## [PROBLEM TO WORK ON]
Omit the images, then output each of the records below exactly.

+ + + + +

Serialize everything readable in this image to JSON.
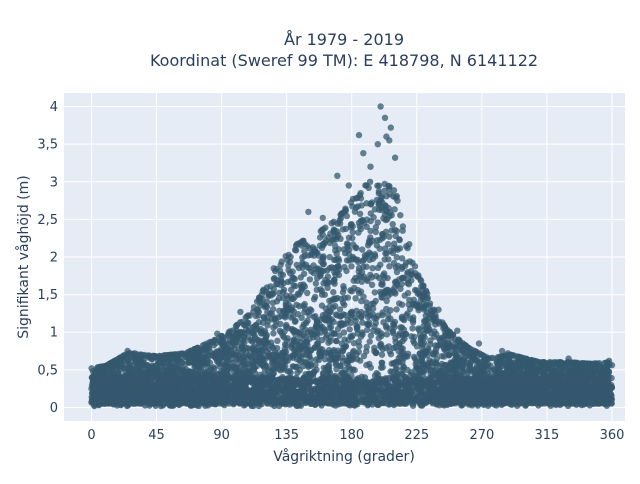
{
  "chart_data": {
    "type": "scatter",
    "title_lines": [
      "År 1979 - 2019",
      "Koordinat (Sweref 99 TM): E 418798, N 6141122"
    ],
    "xlabel": "Vågriktning (grader)",
    "ylabel": "Signifikant våghöjd (m)",
    "xlim": [
      -19,
      369
    ],
    "ylim": [
      -0.18,
      4.18
    ],
    "x_ticks": [
      0,
      45,
      90,
      135,
      180,
      225,
      270,
      315,
      360
    ],
    "x_tick_labels": [
      "0",
      "45",
      "90",
      "135",
      "180",
      "225",
      "270",
      "315",
      "360"
    ],
    "y_ticks": [
      0,
      0.5,
      1,
      1.5,
      2,
      2.5,
      3,
      3.5,
      4
    ],
    "y_tick_labels": [
      "0",
      "0,5",
      "1",
      "1,5",
      "2",
      "2,5",
      "3",
      "3,5",
      "4"
    ],
    "grid": true,
    "marker_color": "#34586e",
    "background_color": "#e5ecf6",
    "envelope": {
      "description_values": [
        [
          0,
          0.52
        ],
        [
          10,
          0.55
        ],
        [
          25,
          0.72
        ],
        [
          45,
          0.68
        ],
        [
          65,
          0.72
        ],
        [
          80,
          0.85
        ],
        [
          95,
          1.0
        ],
        [
          110,
          1.25
        ],
        [
          120,
          1.6
        ],
        [
          130,
          1.9
        ],
        [
          140,
          2.15
        ],
        [
          155,
          2.3
        ],
        [
          170,
          2.5
        ],
        [
          180,
          2.75
        ],
        [
          190,
          3.0
        ],
        [
          200,
          3.0
        ],
        [
          210,
          2.9
        ],
        [
          218,
          2.3
        ],
        [
          225,
          1.8
        ],
        [
          235,
          1.4
        ],
        [
          245,
          1.05
        ],
        [
          260,
          0.8
        ],
        [
          275,
          0.65
        ],
        [
          290,
          0.7
        ],
        [
          310,
          0.6
        ],
        [
          330,
          0.6
        ],
        [
          345,
          0.58
        ],
        [
          360,
          0.6
        ]
      ]
    },
    "sample_points": [
      [
        200,
        4.0
      ],
      [
        203,
        3.85
      ],
      [
        207,
        3.72
      ],
      [
        204,
        3.6
      ],
      [
        185,
        3.62
      ],
      [
        198,
        3.5
      ],
      [
        206,
        3.55
      ],
      [
        210,
        3.32
      ],
      [
        188,
        3.38
      ],
      [
        170,
        3.08
      ],
      [
        178,
        2.95
      ],
      [
        193,
        3.2
      ],
      [
        160,
        2.52
      ],
      [
        150,
        2.6
      ],
      [
        126,
        1.85
      ],
      [
        103,
        1.27
      ],
      [
        87,
        0.98
      ],
      [
        95,
        0.85
      ],
      [
        225,
        1.75
      ],
      [
        232,
        1.45
      ],
      [
        240,
        1.3
      ],
      [
        253,
        1.02
      ],
      [
        268,
        0.85
      ],
      [
        284,
        0.75
      ],
      [
        288,
        0.72
      ],
      [
        330,
        0.65
      ],
      [
        358,
        0.62
      ],
      [
        25,
        0.75
      ],
      [
        30,
        0.72
      ],
      [
        40,
        0.68
      ],
      [
        55,
        0.7
      ],
      [
        70,
        0.75
      ],
      [
        80,
        0.62
      ],
      [
        12,
        0.5
      ],
      [
        5,
        0.45
      ],
      [
        50,
        0.05
      ],
      [
        300,
        0.08
      ],
      [
        345,
        0.1
      ],
      [
        2,
        0.02
      ]
    ]
  }
}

+ + + + +

## [ANSWER IN FULL]
Serialize everything readable in this image to JSON.
{
  "chart_data": {
    "type": "scatter",
    "title_lines": [
      "År 1979 - 2019",
      "Koordinat (Sweref 99 TM): E 418798, N 6141122"
    ],
    "xlabel": "Vågriktning (grader)",
    "ylabel": "Signifikant våghöjd (m)",
    "xlim": [
      -19,
      369
    ],
    "ylim": [
      -0.18,
      4.18
    ],
    "x_ticks": [
      0,
      45,
      90,
      135,
      180,
      225,
      270,
      315,
      360
    ],
    "x_tick_labels": [
      "0",
      "45",
      "90",
      "135",
      "180",
      "225",
      "270",
      "315",
      "360"
    ],
    "y_ticks": [
      0,
      0.5,
      1,
      1.5,
      2,
      2.5,
      3,
      3.5,
      4
    ],
    "y_tick_labels": [
      "0",
      "0,5",
      "1",
      "1,5",
      "2",
      "2,5",
      "3",
      "3,5",
      "4"
    ],
    "grid": true,
    "marker_color": "#34586e",
    "background_color": "#e5ecf6",
    "envelope": {
      "description_values": [
        [
          0,
          0.52
        ],
        [
          10,
          0.55
        ],
        [
          25,
          0.72
        ],
        [
          45,
          0.68
        ],
        [
          65,
          0.72
        ],
        [
          80,
          0.85
        ],
        [
          95,
          1.0
        ],
        [
          110,
          1.25
        ],
        [
          120,
          1.6
        ],
        [
          130,
          1.9
        ],
        [
          140,
          2.15
        ],
        [
          155,
          2.3
        ],
        [
          170,
          2.5
        ],
        [
          180,
          2.75
        ],
        [
          190,
          3.0
        ],
        [
          200,
          3.0
        ],
        [
          210,
          2.9
        ],
        [
          218,
          2.3
        ],
        [
          225,
          1.8
        ],
        [
          235,
          1.4
        ],
        [
          245,
          1.05
        ],
        [
          260,
          0.8
        ],
        [
          275,
          0.65
        ],
        [
          290,
          0.7
        ],
        [
          310,
          0.6
        ],
        [
          330,
          0.6
        ],
        [
          345,
          0.58
        ],
        [
          360,
          0.6
        ]
      ]
    },
    "sample_points": [
      [
        200,
        4.0
      ],
      [
        203,
        3.85
      ],
      [
        207,
        3.72
      ],
      [
        204,
        3.6
      ],
      [
        185,
        3.62
      ],
      [
        198,
        3.5
      ],
      [
        206,
        3.55
      ],
      [
        210,
        3.32
      ],
      [
        188,
        3.38
      ],
      [
        170,
        3.08
      ],
      [
        178,
        2.95
      ],
      [
        193,
        3.2
      ],
      [
        160,
        2.52
      ],
      [
        150,
        2.6
      ],
      [
        126,
        1.85
      ],
      [
        103,
        1.27
      ],
      [
        87,
        0.98
      ],
      [
        95,
        0.85
      ],
      [
        225,
        1.75
      ],
      [
        232,
        1.45
      ],
      [
        240,
        1.3
      ],
      [
        253,
        1.02
      ],
      [
        268,
        0.85
      ],
      [
        284,
        0.75
      ],
      [
        288,
        0.72
      ],
      [
        330,
        0.65
      ],
      [
        358,
        0.62
      ],
      [
        25,
        0.75
      ],
      [
        30,
        0.72
      ],
      [
        40,
        0.68
      ],
      [
        55,
        0.7
      ],
      [
        70,
        0.75
      ],
      [
        80,
        0.62
      ],
      [
        12,
        0.5
      ],
      [
        5,
        0.45
      ],
      [
        50,
        0.05
      ],
      [
        300,
        0.08
      ],
      [
        345,
        0.1
      ],
      [
        2,
        0.02
      ]
    ]
  }
}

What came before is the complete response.